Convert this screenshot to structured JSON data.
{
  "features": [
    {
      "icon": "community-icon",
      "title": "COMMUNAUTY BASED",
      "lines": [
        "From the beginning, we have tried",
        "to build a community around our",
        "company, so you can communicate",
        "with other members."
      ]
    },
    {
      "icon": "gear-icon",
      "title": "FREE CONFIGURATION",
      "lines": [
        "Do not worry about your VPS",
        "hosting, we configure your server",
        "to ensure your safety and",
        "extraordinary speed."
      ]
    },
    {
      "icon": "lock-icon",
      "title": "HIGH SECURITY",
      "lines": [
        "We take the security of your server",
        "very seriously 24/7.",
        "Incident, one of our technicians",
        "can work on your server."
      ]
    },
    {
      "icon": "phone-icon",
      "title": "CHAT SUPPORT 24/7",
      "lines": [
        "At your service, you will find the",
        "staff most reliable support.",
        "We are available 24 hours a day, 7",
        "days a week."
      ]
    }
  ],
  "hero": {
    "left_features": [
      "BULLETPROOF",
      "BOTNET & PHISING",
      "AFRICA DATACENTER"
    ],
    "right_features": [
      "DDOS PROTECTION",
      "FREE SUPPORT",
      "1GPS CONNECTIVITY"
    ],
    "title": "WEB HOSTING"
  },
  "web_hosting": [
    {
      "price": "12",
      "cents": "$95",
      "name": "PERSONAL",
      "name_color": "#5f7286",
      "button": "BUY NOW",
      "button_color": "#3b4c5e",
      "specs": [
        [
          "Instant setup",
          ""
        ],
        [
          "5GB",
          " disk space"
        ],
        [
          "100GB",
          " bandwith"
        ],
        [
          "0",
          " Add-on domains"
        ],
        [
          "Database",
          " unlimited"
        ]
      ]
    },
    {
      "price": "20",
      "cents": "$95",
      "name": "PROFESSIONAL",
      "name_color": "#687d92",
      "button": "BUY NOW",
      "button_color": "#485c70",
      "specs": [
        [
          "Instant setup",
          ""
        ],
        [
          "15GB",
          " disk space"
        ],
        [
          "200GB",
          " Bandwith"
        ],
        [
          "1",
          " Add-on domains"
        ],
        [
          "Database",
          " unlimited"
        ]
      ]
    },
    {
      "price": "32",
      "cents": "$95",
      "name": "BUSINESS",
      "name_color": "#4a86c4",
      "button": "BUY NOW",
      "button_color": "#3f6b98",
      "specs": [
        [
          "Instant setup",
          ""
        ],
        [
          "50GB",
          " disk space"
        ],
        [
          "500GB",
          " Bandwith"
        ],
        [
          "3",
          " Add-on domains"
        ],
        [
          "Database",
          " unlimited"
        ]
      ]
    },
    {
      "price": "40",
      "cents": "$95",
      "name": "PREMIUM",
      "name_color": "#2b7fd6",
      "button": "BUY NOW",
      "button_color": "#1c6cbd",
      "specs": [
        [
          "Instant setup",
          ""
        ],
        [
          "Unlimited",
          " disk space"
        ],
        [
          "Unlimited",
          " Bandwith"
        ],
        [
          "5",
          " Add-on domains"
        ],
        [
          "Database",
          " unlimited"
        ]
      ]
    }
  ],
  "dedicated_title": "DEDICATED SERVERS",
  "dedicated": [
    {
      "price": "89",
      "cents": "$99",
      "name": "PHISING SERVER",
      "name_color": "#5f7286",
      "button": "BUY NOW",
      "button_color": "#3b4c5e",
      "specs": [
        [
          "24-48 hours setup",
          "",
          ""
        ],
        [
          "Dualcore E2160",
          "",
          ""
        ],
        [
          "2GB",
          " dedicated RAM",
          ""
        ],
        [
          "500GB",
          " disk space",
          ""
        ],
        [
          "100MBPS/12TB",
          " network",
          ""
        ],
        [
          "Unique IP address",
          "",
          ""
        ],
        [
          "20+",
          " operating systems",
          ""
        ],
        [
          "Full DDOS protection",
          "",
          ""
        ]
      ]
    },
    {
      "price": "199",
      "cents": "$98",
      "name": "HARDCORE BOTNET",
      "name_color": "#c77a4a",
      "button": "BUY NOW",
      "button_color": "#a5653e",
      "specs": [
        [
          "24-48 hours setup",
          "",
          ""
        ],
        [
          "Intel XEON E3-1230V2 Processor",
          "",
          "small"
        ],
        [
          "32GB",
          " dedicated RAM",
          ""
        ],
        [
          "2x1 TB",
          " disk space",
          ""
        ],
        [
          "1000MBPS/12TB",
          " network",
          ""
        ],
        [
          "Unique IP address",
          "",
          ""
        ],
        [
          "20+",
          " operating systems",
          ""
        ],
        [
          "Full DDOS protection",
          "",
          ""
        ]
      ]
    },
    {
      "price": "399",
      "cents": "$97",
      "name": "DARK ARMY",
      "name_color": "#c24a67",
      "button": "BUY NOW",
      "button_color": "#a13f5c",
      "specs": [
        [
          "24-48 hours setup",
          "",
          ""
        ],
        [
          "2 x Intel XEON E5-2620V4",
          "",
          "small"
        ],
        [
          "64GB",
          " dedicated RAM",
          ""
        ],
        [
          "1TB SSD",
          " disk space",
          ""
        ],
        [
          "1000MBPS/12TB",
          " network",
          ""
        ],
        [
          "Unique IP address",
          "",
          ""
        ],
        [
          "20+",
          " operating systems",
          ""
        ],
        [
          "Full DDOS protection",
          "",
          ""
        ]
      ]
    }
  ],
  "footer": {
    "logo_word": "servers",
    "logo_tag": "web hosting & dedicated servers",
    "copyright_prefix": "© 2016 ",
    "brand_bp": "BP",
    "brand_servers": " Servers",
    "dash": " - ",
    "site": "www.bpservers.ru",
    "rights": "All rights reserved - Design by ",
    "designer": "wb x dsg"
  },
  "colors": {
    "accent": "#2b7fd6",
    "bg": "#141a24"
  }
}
————
→ INSTRUCTIONS FOR THE TASK
Quote the listing in full, please, keeping every line exact.

→ FULL OUTPUT
Convert this screenshot to structured JSON data.
{
  "features": [
    {
      "icon": "community-icon",
      "title": "COMMUNAUTY BASED",
      "lines": [
        "From the beginning, we have tried",
        "to build a community around our",
        "company, so you can communicate",
        "with other members."
      ]
    },
    {
      "icon": "gear-icon",
      "title": "FREE CONFIGURATION",
      "lines": [
        "Do not worry about your VPS",
        "hosting, we configure your server",
        "to ensure your safety and",
        "extraordinary speed."
      ]
    },
    {
      "icon": "lock-icon",
      "title": "HIGH SECURITY",
      "lines": [
        "We take the security of your server",
        "very seriously 24/7.",
        "Incident, one of our technicians",
        "can work on your server."
      ]
    },
    {
      "icon": "phone-icon",
      "title": "CHAT SUPPORT 24/7",
      "lines": [
        "At your service, you will find the",
        "staff most reliable support.",
        "We are available 24 hours a day, 7",
        "days a week."
      ]
    }
  ],
  "hero": {
    "left_features": [
      "BULLETPROOF",
      "BOTNET & PHISING",
      "AFRICA DATACENTER"
    ],
    "right_features": [
      "DDOS PROTECTION",
      "FREE SUPPORT",
      "1GPS CONNECTIVITY"
    ],
    "title": "WEB HOSTING"
  },
  "web_hosting": [
    {
      "price": "12",
      "cents": "$95",
      "name": "PERSONAL",
      "name_color": "#5f7286",
      "button": "BUY NOW",
      "button_color": "#3b4c5e",
      "specs": [
        [
          "Instant setup",
          ""
        ],
        [
          "5GB",
          " disk space"
        ],
        [
          "100GB",
          " bandwith"
        ],
        [
          "0",
          " Add-on domains"
        ],
        [
          "Database",
          " unlimited"
        ]
      ]
    },
    {
      "price": "20",
      "cents": "$95",
      "name": "PROFESSIONAL",
      "name_color": "#687d92",
      "button": "BUY NOW",
      "button_color": "#485c70",
      "specs": [
        [
          "Instant setup",
          ""
        ],
        [
          "15GB",
          " disk space"
        ],
        [
          "200GB",
          " Bandwith"
        ],
        [
          "1",
          " Add-on domains"
        ],
        [
          "Database",
          " unlimited"
        ]
      ]
    },
    {
      "price": "32",
      "cents": "$95",
      "name": "BUSINESS",
      "name_color": "#4a86c4",
      "button": "BUY NOW",
      "button_color": "#3f6b98",
      "specs": [
        [
          "Instant setup",
          ""
        ],
        [
          "50GB",
          " disk space"
        ],
        [
          "500GB",
          " Bandwith"
        ],
        [
          "3",
          " Add-on domains"
        ],
        [
          "Database",
          " unlimited"
        ]
      ]
    },
    {
      "price": "40",
      "cents": "$95",
      "name": "PREMIUM",
      "name_color": "#2b7fd6",
      "button": "BUY NOW",
      "button_color": "#1c6cbd",
      "specs": [
        [
          "Instant setup",
          ""
        ],
        [
          "Unlimited",
          " disk space"
        ],
        [
          "Unlimited",
          " Bandwith"
        ],
        [
          "5",
          " Add-on domains"
        ],
        [
          "Database",
          " unlimited"
        ]
      ]
    }
  ],
  "dedicated_title": "DEDICATED SERVERS",
  "dedicated": [
    {
      "price": "89",
      "cents": "$99",
      "name": "PHISING SERVER",
      "name_color": "#5f7286",
      "button": "BUY NOW",
      "button_color": "#3b4c5e",
      "specs": [
        [
          "24-48 hours setup",
          "",
          ""
        ],
        [
          "Dualcore E2160",
          "",
          ""
        ],
        [
          "2GB",
          " dedicated RAM",
          ""
        ],
        [
          "500GB",
          " disk space",
          ""
        ],
        [
          "100MBPS/12TB",
          " network",
          ""
        ],
        [
          "Unique IP address",
          "",
          ""
        ],
        [
          "20+",
          " operating systems",
          ""
        ],
        [
          "Full DDOS protection",
          "",
          ""
        ]
      ]
    },
    {
      "price": "199",
      "cents": "$98",
      "name": "HARDCORE BOTNET",
      "name_color": "#c77a4a",
      "button": "BUY NOW",
      "button_color": "#a5653e",
      "specs": [
        [
          "24-48 hours setup",
          "",
          ""
        ],
        [
          "Intel XEON E3-1230V2 Processor",
          "",
          "small"
        ],
        [
          "32GB",
          " dedicated RAM",
          ""
        ],
        [
          "2x1 TB",
          " disk space",
          ""
        ],
        [
          "1000MBPS/12TB",
          " network",
          ""
        ],
        [
          "Unique IP address",
          "",
          ""
        ],
        [
          "20+",
          " operating systems",
          ""
        ],
        [
          "Full DDOS protection",
          "",
          ""
        ]
      ]
    },
    {
      "price": "399",
      "cents": "$97",
      "name": "DARK ARMY",
      "name_color": "#c24a67",
      "button": "BUY NOW",
      "button_color": "#a13f5c",
      "specs": [
        [
          "24-48 hours setup",
          "",
          ""
        ],
        [
          "2 x Intel XEON E5-2620V4",
          "",
          "small"
        ],
        [
          "64GB",
          " dedicated RAM",
          ""
        ],
        [
          "1TB SSD",
          " disk space",
          ""
        ],
        [
          "1000MBPS/12TB",
          " network",
          ""
        ],
        [
          "Unique IP address",
          "",
          ""
        ],
        [
          "20+",
          " operating systems",
          ""
        ],
        [
          "Full DDOS protection",
          "",
          ""
        ]
      ]
    }
  ],
  "footer": {
    "logo_word": "servers",
    "logo_tag": "web hosting & dedicated servers",
    "copyright_prefix": "© 2016 ",
    "brand_bp": "BP",
    "brand_servers": " Servers",
    "dash": " - ",
    "site": "www.bpservers.ru",
    "rights": "All rights reserved - Design by ",
    "designer": "wb x dsg"
  },
  "colors": {
    "accent": "#2b7fd6",
    "bg": "#141a24"
  }
}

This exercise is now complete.